*REQUIRED WORK*:
#1 List each thermal property the teapot discussion gives for gray cast iron, with its value.
#2 Duplicate everything in the records from the very start down to the line containing "x-tick-label: 0.9 — [773, 447, 798, 466]", with both ends included.

Iron is better for ...? Hmm...in general, metal dissipates heat
faster than earthenware and some swear that a metallic taste is added
to the brew although I don't know about cast iron in particular. May
need to

use
a potholder since metal handles are typically significantly hotter
than glass or porcelain.


excellent info snipped

Metal does dissipate heat faster. The point of the cast iron pot,
however, is that you can pre-heat the pot by filling it with boiling
water for a few minutes, then dumping that water, adding the tea, and
steeping.

Properly pre-heated, tea in my tetsubin stays hot far longer than
tea

in
any of my glass pots.

- Eric "Cast Iron Chef" Jorgensen


Thanks for the good info.

I thought preheating is SOP for all teapots (except the IngenuiTea) but
this sounds like you don't preheat your glass pots. Have you compared
preheated glass to preheated metal? I know that glass doesn't retain heat
as well as ceramic so wouldn't expect your tetsubin to be better than
glass.



Ceramic is a better insulator than glass and a better insulator than
iron.

HOWEVER.

Most glass pots are borosilicate, most tetsubin are gray cast iron.

Thermal properties thereof:

Borosilicate Glass:

Mean Specific Heat: 910 Joules per kilogram-kelvin
Mean Thermal Conductivity: 1.3 Watts per Meter-Kelvin
Density: 2.23 Grams per Cubic Centimeter

Gray Cast Iron:

Mean Specific Heat: 440 Joules per kilogram-kelvin
Mean Thermal Conductivity: 80.2 Watts per Meter-Kelvin
Density: 7.87 Grams per Cubic Centimeter

Specific heat is defined as the amount of heat, expressed here in
Joules, per unit of mass required to raise the temperature one degree
kelvin.

With respect to the ability of a given solid to retain heat, it is
generally accepted that solids release heat at the same rate they absorb
it, all things being equal, and assuming spherical horses on an infinite
plane.

Radiation and conduction have their effects, but lets assume for the
moment that the air is still and both pots sit on an asbestos trivet.

*WORKING DATA*:
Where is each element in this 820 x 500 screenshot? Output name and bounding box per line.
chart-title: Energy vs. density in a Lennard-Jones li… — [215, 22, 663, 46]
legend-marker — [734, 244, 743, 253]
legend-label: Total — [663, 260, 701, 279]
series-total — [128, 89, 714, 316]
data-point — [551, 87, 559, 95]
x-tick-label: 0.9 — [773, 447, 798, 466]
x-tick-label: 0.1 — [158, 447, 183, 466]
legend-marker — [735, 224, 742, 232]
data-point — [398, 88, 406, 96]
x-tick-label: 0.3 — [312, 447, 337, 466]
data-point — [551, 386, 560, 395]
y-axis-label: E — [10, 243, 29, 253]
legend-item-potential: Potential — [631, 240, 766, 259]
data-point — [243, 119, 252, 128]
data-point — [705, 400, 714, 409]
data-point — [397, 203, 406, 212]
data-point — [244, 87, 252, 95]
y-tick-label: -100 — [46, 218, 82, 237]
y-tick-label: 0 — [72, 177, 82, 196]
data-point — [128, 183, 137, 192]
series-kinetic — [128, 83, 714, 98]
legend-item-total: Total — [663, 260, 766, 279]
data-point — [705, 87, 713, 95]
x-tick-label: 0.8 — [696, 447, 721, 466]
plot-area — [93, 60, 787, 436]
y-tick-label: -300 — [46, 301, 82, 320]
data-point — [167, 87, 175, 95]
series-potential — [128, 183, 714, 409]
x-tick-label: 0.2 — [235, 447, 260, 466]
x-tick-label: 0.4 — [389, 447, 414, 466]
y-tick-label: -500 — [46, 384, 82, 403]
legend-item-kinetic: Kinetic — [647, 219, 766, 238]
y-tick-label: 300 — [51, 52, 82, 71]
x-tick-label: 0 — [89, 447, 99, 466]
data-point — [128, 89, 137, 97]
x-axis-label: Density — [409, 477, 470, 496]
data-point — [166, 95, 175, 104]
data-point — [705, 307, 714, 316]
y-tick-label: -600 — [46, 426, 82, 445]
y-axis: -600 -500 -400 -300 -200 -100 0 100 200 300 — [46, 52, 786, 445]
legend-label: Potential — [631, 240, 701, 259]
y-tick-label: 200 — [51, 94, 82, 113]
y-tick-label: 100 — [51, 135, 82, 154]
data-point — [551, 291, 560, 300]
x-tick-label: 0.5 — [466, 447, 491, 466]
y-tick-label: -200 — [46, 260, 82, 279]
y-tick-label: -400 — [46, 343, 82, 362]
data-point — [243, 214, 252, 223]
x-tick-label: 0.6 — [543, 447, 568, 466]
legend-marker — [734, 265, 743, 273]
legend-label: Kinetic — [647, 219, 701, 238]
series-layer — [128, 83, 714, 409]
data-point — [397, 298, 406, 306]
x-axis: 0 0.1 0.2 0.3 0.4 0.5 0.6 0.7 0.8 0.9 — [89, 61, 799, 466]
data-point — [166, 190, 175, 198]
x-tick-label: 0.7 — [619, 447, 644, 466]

*EXPECTED RESULTS*:
#1
Mean Specific Heat: 440 Joules per kilogram-kelvin
Mean Thermal Conductivity: 80.2 Watts per Meter-Kelvin
Density: 7.87 Grams per Cubic Centimeter

#2
Where is each element in this 820 x 500 screenshot? Output name and bounding box per line.
chart-title: Energy vs. density in a Lennard-Jones li… — [215, 22, 663, 46]
legend-marker — [734, 244, 743, 253]
legend-label: Total — [663, 260, 701, 279]
series-total — [128, 89, 714, 316]
data-point — [551, 87, 559, 95]
x-tick-label: 0.9 — [773, 447, 798, 466]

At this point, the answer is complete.